* Start RECORDS SHOWN *

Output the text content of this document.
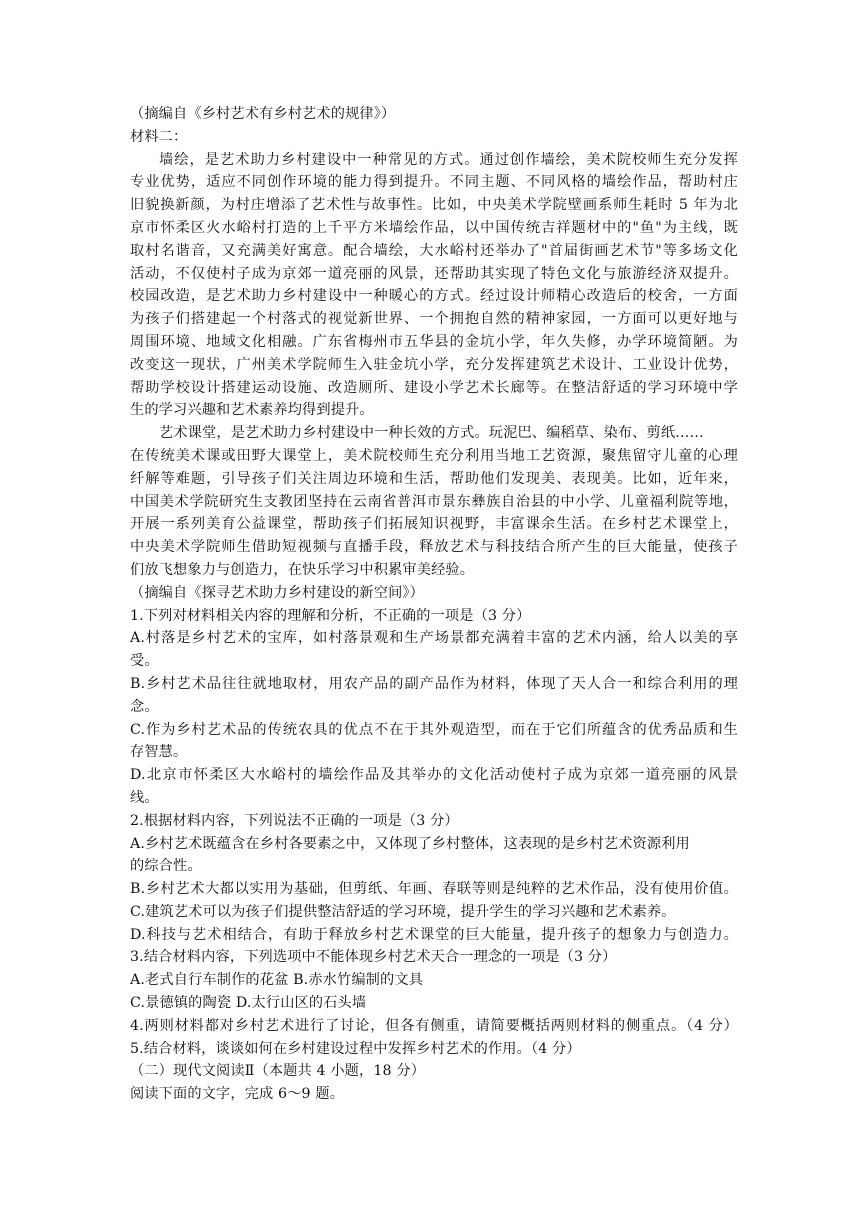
（摘编自《乡村艺术有乡村艺术的规律》）
材料二：
墙绘，是艺术助力乡村建设中一种常见的方式。通过创作墙绘，美术院校师生充分发挥
专业优势，适应不同创作环境的能力得到提升。不同主题、不同风格的墙绘作品，帮助村庄
旧貌换新颜，为村庄增添了艺术性与故事性。比如，中央美术学院壁画系师生耗时 5 年为北
京市怀柔区火水峪村打造的上千平方米墙绘作品，以中国传统吉祥题材中的"鱼"为主线，既
取村名谐音，又充满美好寓意。配合墙绘，大水峪村还举办了"首届街画艺术节"等多场文化
活动，不仅使村子成为京郊一道亮丽的风景，还帮助其实现了特色文化与旅游经济双提升。
校园改造，是艺术助力乡村建设中一种暖心的方式。经过设计师精心改造后的校舍，一方面
为孩子们搭建起一个村落式的视觉新世界、一个拥抱自然的精神家园，一方面可以更好地与
周围环境、地域文化相融。广东省梅州市五华县的金坑小学，年久失修，办学环境简陋。为
改变这一现状，广州美术学院师生入驻金坑小学，充分发挥建筑艺术设计、工业设计优势，
帮助学校设计搭建运动设施、改造厕所、建设小学艺术长廊等。在整洁舒适的学习环境中学
生的学习兴趣和艺术素养均得到提升。
艺术课堂，是艺术助力乡村建设中一种长效的方式。玩泥巴、编稻草、染布、剪纸……
在传统美术课或田野大课堂上，美术院校师生充分利用当地工艺资源，聚焦留守儿童的心理
纤解等难题，引导孩子们关注周边环境和生活，帮助他们发现美、表现美。比如，近年来，
中国美术学院研究生支教团坚持在云南省普洱市景东彝族自治县的中小学、儿童福利院等地，
开展一系列美育公益课堂，帮助孩子们拓展知识视野，丰富课余生活。在乡村艺术课堂上，
中央美术学院师生借助短视频与直播手段，释放艺术与科技结合所产生的巨大能量，使孩子
们放飞想象力与创造力，在快乐学习中积累审美经验。
（摘编自《探寻艺术助力乡村建设的新空间》）
1.下列对材料相关内容的理解和分析，不正确的一项是（3 分）
A.村落是乡村艺术的宝库，如村落景观和生产场景都充满着丰富的艺术内涵，给人以美的享
受。
B.乡村艺术品往往就地取材，用农产品的副产品作为材料，体现了天人合一和综合利用的理
念。
C.作为乡村艺术品的传统农具的优点不在于其外观造型，而在于它们所蕴含的优秀品质和生
存智慧。
D.北京市怀柔区大水峪村的墙绘作品及其举办的文化活动使村子成为京郊一道亮丽的风景
线。
2.根据材料内容，下列说法不正确的一项是（3 分）
A.乡村艺术既蕴含在乡村各要素之中，又体现了乡村整体，这表现的是乡村艺术资源利用
的综合性。
B.乡村艺术大都以实用为基础，但剪纸、年画、春联等则是纯粹的艺术作品，没有使用价值。
C.建筑艺术可以为孩子们提供整洁舒适的学习环境，提升学生的学习兴趣和艺术素养。
D.科技与艺术相结合，有助于释放乡村艺术课堂的巨大能量，提升孩子的想象力与创造力。
3.结合材料内容，下列选项中不能体现乡村艺术天合一理念的一项是（3 分）
A.老式自行车制作的花盆 B.赤水竹编制的文具
C.景德镇的陶瓷 D.太行山区的石头墙
4.两则材料都对乡村艺术进行了讨论，但各有侧重，请简要概括两则材料的侧重点。（4 分）
5.结合材料，谈谈如何在乡村建设过程中发挥乡村艺术的作用。（4 分）
（二）现代文阅读Ⅱ（本题共 4 小题，18 分）
阅读下面的文字，完成 6～9 题。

* End RECORDS SHOWN *

**WHAT NEEDS TO BE DONE:** The material above holds pictures; copy everything else in it exactly.

**ANSWER BELOW:**
Output the text content of this document.
（摘编自《乡村艺术有乡村艺术的规律》）
材料二：
墙绘，是艺术助力乡村建设中一种常见的方式。通过创作墙绘，美术院校师生充分发挥
专业优势，适应不同创作环境的能力得到提升。不同主题、不同风格的墙绘作品，帮助村庄
旧貌换新颜，为村庄增添了艺术性与故事性。比如，中央美术学院壁画系师生耗时 5 年为北
京市怀柔区火水峪村打造的上千平方米墙绘作品，以中国传统吉祥题材中的"鱼"为主线，既
取村名谐音，又充满美好寓意。配合墙绘，大水峪村还举办了"首届街画艺术节"等多场文化
活动，不仅使村子成为京郊一道亮丽的风景，还帮助其实现了特色文化与旅游经济双提升。
校园改造，是艺术助力乡村建设中一种暖心的方式。经过设计师精心改造后的校舍，一方面
为孩子们搭建起一个村落式的视觉新世界、一个拥抱自然的精神家园，一方面可以更好地与
周围环境、地域文化相融。广东省梅州市五华县的金坑小学，年久失修，办学环境简陋。为
改变这一现状，广州美术学院师生入驻金坑小学，充分发挥建筑艺术设计、工业设计优势，
帮助学校设计搭建运动设施、改造厕所、建设小学艺术长廊等。在整洁舒适的学习环境中学
生的学习兴趣和艺术素养均得到提升。
艺术课堂，是艺术助力乡村建设中一种长效的方式。玩泥巴、编稻草、染布、剪纸……
在传统美术课或田野大课堂上，美术院校师生充分利用当地工艺资源，聚焦留守儿童的心理
纤解等难题，引导孩子们关注周边环境和生活，帮助他们发现美、表现美。比如，近年来，
中国美术学院研究生支教团坚持在云南省普洱市景东彝族自治县的中小学、儿童福利院等地，
开展一系列美育公益课堂，帮助孩子们拓展知识视野，丰富课余生活。在乡村艺术课堂上，
中央美术学院师生借助短视频与直播手段，释放艺术与科技结合所产生的巨大能量，使孩子
们放飞想象力与创造力，在快乐学习中积累审美经验。
（摘编自《探寻艺术助力乡村建设的新空间》）
1.下列对材料相关内容的理解和分析，不正确的一项是（3 分）
A.村落是乡村艺术的宝库，如村落景观和生产场景都充满着丰富的艺术内涵，给人以美的享
受。
B.乡村艺术品往往就地取材，用农产品的副产品作为材料，体现了天人合一和综合利用的理
念。
C.作为乡村艺术品的传统农具的优点不在于其外观造型，而在于它们所蕴含的优秀品质和生
存智慧。
D.北京市怀柔区大水峪村的墙绘作品及其举办的文化活动使村子成为京郊一道亮丽的风景
线。
2.根据材料内容，下列说法不正确的一项是（3 分）
A.乡村艺术既蕴含在乡村各要素之中，又体现了乡村整体，这表现的是乡村艺术资源利用
的综合性。
B.乡村艺术大都以实用为基础，但剪纸、年画、春联等则是纯粹的艺术作品，没有使用价值。
C.建筑艺术可以为孩子们提供整洁舒适的学习环境，提升学生的学习兴趣和艺术素养。
D.科技与艺术相结合，有助于释放乡村艺术课堂的巨大能量，提升孩子的想象力与创造力。
3.结合材料内容，下列选项中不能体现乡村艺术天合一理念的一项是（3 分）
A.老式自行车制作的花盆 B.赤水竹编制的文具
C.景德镇的陶瓷 D.太行山区的石头墙
4.两则材料都对乡村艺术进行了讨论，但各有侧重，请简要概括两则材料的侧重点。（4 分）
5.结合材料，谈谈如何在乡村建设过程中发挥乡村艺术的作用。（4 分）
（二）现代文阅读Ⅱ（本题共 4 小题，18 分）
阅读下面的文字，完成 6～9 题。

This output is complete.